What the task requires
Copy out every line containing the word "return".

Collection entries
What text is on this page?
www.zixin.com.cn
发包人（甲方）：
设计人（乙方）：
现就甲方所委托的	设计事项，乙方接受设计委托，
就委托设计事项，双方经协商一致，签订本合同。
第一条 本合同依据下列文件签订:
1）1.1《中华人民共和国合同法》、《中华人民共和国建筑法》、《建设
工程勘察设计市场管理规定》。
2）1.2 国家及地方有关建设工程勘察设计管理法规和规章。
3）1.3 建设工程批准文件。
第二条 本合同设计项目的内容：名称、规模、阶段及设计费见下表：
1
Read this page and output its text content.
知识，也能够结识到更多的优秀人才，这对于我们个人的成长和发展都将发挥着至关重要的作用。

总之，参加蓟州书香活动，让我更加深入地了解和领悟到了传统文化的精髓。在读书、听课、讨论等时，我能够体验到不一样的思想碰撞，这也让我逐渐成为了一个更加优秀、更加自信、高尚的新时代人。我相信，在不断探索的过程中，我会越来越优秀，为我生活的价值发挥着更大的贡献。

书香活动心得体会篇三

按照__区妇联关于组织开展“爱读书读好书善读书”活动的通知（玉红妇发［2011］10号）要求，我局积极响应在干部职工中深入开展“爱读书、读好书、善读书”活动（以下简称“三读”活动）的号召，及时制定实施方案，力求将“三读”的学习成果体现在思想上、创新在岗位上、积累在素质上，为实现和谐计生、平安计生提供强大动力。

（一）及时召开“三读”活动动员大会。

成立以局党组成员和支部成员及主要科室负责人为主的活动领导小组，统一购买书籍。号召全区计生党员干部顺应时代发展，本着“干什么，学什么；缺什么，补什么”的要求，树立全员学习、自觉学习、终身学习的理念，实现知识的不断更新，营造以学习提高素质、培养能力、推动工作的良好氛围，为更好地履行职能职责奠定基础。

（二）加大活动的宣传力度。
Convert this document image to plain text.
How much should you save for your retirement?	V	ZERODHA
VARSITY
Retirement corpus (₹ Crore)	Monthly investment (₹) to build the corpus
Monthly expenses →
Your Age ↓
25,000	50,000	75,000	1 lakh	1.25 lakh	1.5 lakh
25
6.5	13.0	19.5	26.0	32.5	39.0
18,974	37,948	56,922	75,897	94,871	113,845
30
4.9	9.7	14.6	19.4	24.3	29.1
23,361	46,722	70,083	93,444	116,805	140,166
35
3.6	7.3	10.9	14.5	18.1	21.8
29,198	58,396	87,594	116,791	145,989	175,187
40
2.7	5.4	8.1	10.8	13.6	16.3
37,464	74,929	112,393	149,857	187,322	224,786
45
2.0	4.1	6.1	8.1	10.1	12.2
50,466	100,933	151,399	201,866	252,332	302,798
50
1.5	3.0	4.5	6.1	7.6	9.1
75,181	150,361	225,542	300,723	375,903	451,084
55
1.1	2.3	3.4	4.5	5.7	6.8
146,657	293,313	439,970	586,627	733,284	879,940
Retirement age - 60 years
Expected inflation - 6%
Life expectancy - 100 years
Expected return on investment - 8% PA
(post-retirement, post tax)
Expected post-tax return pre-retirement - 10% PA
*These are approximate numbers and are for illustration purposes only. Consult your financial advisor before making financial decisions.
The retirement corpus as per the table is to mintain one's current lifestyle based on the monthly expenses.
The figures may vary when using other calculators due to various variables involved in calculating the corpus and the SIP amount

Correct response
Expected return on investment - 8% PA
Expected post-tax return pre-retirement - 10% PA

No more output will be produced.